Below are records; count the lines that contain "Time" and give only the total.

■ Given records:
________________________________________
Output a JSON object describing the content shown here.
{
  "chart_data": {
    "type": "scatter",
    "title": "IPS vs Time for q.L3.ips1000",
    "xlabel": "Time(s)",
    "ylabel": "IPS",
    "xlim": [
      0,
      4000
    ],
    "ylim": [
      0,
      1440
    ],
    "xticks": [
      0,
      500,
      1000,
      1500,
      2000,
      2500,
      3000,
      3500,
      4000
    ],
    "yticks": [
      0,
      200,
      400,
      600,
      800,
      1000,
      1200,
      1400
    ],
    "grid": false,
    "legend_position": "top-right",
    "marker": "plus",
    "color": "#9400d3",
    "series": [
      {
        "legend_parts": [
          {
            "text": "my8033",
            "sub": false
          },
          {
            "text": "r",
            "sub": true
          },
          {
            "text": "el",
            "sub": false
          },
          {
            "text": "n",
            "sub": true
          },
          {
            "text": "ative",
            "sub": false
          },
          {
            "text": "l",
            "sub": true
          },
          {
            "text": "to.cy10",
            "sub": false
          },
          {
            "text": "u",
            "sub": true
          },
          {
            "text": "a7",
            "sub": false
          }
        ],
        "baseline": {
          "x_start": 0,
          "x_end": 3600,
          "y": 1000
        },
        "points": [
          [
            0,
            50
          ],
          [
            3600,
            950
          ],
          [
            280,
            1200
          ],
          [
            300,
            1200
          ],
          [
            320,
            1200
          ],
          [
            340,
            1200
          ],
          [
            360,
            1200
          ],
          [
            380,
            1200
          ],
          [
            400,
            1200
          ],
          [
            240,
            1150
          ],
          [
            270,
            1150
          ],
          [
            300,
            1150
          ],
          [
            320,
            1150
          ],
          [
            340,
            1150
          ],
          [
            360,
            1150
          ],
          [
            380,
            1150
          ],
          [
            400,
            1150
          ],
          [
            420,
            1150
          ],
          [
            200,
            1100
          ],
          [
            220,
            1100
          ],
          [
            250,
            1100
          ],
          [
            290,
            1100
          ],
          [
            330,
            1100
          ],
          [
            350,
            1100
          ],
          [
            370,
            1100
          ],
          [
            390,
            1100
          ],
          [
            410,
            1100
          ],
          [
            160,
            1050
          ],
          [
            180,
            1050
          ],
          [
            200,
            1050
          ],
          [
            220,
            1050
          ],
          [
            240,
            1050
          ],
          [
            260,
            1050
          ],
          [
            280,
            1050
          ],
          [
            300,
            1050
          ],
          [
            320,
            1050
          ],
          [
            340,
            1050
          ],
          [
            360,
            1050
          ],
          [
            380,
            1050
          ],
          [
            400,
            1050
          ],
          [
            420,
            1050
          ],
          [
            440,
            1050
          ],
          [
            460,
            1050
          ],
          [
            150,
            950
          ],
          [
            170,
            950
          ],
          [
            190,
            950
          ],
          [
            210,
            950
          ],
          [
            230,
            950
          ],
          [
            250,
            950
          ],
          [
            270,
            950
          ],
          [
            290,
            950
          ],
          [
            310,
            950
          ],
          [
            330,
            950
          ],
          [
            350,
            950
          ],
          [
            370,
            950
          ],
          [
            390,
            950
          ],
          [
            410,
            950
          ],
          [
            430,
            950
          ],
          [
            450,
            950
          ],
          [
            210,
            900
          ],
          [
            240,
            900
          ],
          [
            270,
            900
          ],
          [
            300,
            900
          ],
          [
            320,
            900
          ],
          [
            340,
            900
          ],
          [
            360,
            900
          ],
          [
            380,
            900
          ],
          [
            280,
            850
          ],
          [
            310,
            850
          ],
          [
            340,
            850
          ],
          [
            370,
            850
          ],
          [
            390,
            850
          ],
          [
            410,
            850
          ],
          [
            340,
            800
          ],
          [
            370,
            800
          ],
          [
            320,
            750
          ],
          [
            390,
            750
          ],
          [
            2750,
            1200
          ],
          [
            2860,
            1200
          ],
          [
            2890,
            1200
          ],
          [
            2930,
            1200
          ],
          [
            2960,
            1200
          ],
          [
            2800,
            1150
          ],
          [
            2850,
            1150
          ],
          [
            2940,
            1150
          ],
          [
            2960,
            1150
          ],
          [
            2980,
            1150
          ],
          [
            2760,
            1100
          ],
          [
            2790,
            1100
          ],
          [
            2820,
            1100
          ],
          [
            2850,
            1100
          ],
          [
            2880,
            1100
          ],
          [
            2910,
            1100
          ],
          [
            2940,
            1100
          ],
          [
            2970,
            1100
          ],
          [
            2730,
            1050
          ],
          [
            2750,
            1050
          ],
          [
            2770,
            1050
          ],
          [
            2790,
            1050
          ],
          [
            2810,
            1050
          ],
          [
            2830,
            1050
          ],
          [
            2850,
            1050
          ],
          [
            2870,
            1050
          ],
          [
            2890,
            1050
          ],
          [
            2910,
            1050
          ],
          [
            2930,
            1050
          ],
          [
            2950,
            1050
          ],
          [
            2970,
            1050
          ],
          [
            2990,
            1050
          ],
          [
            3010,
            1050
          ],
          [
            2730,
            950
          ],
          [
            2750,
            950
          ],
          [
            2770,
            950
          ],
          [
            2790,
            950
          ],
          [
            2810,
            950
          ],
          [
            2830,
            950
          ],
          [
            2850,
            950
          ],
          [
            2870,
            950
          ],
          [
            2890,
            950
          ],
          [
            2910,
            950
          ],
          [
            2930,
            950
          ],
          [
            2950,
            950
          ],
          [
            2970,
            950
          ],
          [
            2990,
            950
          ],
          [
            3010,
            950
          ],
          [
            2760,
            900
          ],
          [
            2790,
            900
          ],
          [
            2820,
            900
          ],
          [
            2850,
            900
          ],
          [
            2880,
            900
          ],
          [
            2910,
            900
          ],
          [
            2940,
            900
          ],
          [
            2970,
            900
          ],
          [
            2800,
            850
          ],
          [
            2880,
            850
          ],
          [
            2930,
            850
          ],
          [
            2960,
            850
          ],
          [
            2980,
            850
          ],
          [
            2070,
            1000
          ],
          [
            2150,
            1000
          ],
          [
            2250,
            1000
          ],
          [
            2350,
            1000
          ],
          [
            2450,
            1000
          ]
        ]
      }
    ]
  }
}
________________________________________
■ Result below: 2